**Job:** Tally every line of the listing below that holds "activities", then give the tally alone.

## Begin

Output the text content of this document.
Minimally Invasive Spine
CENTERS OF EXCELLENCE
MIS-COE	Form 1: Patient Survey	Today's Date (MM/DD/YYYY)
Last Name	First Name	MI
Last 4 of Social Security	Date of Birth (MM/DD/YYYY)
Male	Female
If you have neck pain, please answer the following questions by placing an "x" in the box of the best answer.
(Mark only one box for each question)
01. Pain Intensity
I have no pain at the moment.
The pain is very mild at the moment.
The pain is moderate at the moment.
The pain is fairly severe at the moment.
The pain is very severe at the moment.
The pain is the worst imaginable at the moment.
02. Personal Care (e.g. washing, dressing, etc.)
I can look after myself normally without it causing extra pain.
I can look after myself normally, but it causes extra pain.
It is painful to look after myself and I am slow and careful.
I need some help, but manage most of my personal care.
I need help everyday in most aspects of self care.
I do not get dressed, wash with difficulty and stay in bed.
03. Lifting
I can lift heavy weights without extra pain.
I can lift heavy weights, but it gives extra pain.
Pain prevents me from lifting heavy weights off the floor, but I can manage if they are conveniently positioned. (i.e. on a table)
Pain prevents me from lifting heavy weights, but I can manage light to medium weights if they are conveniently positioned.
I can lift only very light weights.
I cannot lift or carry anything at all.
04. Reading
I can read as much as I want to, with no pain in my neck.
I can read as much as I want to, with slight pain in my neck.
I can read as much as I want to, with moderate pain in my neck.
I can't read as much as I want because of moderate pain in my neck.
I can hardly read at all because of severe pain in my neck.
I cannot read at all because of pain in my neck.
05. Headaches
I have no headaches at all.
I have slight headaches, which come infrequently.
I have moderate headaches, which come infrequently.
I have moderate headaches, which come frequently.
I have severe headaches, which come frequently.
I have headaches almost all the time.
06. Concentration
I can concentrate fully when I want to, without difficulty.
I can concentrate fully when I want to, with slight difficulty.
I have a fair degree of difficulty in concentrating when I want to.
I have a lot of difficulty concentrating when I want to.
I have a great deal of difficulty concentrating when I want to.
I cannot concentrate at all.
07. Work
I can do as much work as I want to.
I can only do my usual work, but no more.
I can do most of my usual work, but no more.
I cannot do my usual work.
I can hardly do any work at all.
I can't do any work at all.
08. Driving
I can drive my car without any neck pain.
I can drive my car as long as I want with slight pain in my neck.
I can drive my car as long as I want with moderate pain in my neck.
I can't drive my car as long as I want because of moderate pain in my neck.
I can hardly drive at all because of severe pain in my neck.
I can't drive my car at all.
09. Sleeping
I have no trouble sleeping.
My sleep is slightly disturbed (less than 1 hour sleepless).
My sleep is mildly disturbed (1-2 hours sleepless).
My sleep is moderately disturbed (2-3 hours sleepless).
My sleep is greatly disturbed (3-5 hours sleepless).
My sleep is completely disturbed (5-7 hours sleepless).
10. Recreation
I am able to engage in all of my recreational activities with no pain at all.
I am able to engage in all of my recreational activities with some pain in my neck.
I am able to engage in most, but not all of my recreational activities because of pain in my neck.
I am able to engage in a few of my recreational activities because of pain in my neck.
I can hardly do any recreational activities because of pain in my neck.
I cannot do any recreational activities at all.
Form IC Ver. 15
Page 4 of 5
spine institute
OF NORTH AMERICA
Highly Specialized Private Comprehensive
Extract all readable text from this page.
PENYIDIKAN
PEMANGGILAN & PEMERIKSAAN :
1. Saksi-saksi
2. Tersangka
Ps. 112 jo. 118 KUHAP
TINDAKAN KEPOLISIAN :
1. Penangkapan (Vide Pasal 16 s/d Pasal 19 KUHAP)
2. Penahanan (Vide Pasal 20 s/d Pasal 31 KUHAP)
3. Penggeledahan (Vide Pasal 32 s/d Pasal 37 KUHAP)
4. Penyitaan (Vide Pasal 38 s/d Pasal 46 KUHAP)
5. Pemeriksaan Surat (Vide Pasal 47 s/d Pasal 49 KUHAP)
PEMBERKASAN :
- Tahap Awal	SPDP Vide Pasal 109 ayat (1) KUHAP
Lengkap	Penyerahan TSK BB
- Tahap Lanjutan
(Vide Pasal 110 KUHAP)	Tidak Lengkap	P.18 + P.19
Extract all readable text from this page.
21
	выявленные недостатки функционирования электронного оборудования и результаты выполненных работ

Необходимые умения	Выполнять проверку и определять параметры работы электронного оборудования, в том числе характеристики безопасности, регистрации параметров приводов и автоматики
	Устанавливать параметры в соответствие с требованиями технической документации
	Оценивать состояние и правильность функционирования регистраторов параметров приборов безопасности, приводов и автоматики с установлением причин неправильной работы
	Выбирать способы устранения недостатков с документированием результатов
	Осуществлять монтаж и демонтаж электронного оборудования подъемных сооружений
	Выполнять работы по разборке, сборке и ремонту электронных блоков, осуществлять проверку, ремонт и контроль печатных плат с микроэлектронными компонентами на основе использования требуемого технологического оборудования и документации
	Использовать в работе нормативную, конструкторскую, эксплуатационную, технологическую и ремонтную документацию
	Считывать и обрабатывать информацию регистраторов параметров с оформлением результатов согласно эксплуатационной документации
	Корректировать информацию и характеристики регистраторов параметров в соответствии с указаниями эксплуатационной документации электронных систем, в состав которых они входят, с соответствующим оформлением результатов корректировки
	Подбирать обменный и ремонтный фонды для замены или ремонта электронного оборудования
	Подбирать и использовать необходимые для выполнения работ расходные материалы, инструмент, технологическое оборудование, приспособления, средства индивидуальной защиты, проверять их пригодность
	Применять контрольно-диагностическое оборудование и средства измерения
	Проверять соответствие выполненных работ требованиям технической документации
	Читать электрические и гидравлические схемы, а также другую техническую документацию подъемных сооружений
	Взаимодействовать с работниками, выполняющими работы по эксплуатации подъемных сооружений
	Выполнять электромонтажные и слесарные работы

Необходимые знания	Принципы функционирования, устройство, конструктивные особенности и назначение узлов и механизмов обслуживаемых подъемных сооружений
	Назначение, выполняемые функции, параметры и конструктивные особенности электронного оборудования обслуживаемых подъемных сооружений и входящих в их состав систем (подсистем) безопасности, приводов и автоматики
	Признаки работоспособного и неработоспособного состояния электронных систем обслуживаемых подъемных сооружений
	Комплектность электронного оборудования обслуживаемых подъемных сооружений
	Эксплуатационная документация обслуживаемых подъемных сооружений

## End

**Expected output:** 6